Gekkan Shojo Nozaki Kun

2020-05-16

Assisti a esta série a temporada inteira e me esforcei para não debochar da fórmula e em troca ganhei algumas piadinhas. Algumas até engraçadas, mesmo que previsíveis. Quem não liga para isso é mais feliz assistindo animes.

É até possível sair da fórmula imposta pelos gêneros de animes, como este “mangá para garotas”, mas esta é uma série que não o faz. A ideia é uma história onde a menina se apaixona por um desenhista de… acertou: mangá para garotas. Quase como um Madoka Mágica Shojo, se este anime usasse sua ideia diferente não apenas como porta de entrada, mas também no desenvolvimento da história.

Para os que não conhecem, Madoka Mágica é um mangá/anime do estilo “garotas mágicas”, mas ele subverte o gênero descrevendo uma ficção científica dark e pesada que caminha por devaneios filosóficos envolvendo moral, destino e sentimentos humanos. Apenas como chamariz, Madoka cita a obra máxima de Goethe, Fausto, e com propriedade, já que lida com pactos cujas consequências estão fora da compreensão do seu protagonista, seja Fausto ou Madoka. Porém, minhas desculpas a Goethe, mas Madoka acaba sofrendo mais.

> **REGISTROS APRESENTADOS**
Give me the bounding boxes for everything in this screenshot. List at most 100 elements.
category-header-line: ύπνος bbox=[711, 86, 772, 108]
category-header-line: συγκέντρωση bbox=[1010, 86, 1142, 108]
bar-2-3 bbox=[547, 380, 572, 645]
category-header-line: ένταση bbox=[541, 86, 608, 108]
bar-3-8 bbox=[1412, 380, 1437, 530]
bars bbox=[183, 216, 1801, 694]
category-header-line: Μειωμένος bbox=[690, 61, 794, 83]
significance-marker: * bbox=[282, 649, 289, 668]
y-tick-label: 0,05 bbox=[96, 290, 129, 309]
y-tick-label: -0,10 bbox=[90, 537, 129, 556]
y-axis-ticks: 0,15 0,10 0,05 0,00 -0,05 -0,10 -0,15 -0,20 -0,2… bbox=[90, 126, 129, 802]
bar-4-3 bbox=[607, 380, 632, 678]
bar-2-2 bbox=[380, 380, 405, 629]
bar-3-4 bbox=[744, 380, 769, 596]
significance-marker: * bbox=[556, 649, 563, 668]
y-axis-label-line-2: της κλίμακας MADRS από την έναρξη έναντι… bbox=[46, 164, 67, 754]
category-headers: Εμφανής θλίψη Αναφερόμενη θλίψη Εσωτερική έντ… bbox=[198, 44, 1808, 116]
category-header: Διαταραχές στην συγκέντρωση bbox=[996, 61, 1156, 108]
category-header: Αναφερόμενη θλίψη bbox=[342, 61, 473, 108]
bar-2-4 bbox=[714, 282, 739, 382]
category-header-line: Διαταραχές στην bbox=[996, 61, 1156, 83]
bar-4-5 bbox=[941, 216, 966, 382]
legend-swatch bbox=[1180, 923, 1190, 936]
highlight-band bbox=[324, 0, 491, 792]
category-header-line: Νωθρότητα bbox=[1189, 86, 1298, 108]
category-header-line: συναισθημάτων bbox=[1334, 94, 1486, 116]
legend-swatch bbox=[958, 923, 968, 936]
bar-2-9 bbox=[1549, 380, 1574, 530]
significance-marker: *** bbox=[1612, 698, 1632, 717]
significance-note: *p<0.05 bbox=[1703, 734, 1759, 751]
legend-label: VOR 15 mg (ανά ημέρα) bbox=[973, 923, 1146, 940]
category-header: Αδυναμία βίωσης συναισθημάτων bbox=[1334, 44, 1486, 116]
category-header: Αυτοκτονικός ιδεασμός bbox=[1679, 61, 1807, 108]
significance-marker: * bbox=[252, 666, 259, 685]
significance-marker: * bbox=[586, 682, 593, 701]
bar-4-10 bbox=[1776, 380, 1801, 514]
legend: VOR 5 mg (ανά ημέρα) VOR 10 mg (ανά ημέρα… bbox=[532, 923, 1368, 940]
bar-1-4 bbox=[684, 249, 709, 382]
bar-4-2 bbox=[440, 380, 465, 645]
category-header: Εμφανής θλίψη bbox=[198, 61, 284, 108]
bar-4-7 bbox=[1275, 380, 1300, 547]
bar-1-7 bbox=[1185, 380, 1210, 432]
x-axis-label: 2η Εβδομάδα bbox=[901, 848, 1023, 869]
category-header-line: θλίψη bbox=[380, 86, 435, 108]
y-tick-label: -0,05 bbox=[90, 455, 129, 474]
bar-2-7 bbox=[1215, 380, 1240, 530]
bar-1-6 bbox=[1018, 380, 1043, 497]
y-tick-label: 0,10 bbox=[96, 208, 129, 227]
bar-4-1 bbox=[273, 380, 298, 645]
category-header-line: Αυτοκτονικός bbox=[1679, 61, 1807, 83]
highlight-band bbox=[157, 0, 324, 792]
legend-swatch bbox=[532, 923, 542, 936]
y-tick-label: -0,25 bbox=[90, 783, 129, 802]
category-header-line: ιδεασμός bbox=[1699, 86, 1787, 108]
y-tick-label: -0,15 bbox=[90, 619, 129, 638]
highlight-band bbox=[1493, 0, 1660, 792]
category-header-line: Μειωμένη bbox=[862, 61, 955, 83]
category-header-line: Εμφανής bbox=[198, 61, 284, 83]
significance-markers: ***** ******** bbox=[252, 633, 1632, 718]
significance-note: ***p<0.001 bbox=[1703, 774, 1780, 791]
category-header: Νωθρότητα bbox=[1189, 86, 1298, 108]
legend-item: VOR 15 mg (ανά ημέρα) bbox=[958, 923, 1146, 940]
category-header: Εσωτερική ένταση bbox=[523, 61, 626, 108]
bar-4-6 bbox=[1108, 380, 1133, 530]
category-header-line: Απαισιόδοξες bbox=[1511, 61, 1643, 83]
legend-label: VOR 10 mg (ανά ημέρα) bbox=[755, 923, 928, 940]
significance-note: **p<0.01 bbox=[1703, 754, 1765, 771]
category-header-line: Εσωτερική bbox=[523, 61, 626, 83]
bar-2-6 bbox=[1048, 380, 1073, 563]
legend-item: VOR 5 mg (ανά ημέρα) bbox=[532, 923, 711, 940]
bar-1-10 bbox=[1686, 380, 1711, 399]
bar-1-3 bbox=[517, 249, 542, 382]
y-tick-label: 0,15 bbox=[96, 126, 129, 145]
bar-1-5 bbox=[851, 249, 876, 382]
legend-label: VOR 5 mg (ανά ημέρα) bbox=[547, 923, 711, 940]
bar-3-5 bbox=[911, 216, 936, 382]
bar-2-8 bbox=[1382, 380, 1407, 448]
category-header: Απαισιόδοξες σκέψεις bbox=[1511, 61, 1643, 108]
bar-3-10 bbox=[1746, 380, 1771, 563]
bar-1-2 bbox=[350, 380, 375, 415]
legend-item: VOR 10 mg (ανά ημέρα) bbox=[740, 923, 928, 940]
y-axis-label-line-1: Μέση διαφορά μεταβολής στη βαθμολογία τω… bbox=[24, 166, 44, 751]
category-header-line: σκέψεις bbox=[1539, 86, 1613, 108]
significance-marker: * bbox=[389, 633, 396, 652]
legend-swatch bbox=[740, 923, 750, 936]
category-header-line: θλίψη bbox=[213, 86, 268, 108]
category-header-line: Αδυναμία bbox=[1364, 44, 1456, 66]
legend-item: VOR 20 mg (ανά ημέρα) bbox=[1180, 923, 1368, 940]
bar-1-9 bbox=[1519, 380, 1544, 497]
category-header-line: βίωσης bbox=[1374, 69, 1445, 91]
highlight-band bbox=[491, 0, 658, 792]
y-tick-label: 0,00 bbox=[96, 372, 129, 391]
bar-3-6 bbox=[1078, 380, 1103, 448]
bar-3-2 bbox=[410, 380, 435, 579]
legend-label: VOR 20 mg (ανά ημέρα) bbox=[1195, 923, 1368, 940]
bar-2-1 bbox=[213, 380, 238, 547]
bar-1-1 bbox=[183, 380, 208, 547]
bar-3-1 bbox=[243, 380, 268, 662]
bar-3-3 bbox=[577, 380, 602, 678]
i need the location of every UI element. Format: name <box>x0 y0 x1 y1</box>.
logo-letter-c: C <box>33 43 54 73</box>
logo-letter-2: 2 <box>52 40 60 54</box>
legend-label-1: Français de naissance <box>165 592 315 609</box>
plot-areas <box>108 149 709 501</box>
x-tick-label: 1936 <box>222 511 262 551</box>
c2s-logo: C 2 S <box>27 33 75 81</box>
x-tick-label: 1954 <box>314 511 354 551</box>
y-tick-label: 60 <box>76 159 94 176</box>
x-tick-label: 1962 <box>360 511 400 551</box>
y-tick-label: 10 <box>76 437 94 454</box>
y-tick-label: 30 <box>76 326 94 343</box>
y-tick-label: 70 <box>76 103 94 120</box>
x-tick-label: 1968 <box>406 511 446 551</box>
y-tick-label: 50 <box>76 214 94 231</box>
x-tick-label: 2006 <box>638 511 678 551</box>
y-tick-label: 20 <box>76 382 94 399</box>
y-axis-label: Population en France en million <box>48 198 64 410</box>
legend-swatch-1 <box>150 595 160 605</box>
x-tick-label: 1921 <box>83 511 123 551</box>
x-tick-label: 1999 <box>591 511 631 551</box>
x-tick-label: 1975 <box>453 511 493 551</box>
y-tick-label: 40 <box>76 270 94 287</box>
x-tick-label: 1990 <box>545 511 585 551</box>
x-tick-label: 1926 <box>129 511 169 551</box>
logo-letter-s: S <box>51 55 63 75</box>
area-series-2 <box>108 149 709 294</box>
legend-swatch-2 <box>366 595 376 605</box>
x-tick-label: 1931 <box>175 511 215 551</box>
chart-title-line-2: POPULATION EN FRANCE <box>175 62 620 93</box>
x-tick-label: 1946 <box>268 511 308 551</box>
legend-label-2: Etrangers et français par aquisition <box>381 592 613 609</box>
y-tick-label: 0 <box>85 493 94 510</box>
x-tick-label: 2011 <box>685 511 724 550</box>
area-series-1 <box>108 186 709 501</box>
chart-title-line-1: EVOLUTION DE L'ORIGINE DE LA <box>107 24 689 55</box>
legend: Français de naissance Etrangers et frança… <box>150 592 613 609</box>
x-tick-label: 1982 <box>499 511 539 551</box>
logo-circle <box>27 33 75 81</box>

> **TAREFA PROPOSTA 1**
Responda com base no trecho sobre Nozaki Kun:
(a) Quanto da série foi assistido?
(b) Por quem a menina da história se apaixona?
(c) Que obra de Goethe é citada em Madoka Mágica?
> **TAREFA PROPOSTA 2**
Copie palavra por palavra a parte do trecho sobre Nozaki Kun que começa em "É até possível" e termina depois de "desenvolvimento da história.".

> **RESOLUÇÃO 1**
(a) A temporada inteira.
(b) Por um desenhista de mangá para garotas.
(c) Fausto.

> **RESOLUÇÃO 2**
É até possível sair da fórmula imposta pelos gêneros de animes, como este “mangá para garotas”, mas esta é uma série que não o faz. A ideia é uma história onde a menina se apaixona por um desenhista de… acertou: mangá para garotas. Quase como um Madoka Mágica Shojo, se este anime usasse sua ideia diferente não apenas como porta de entrada, mas também no desenvolvimento da história.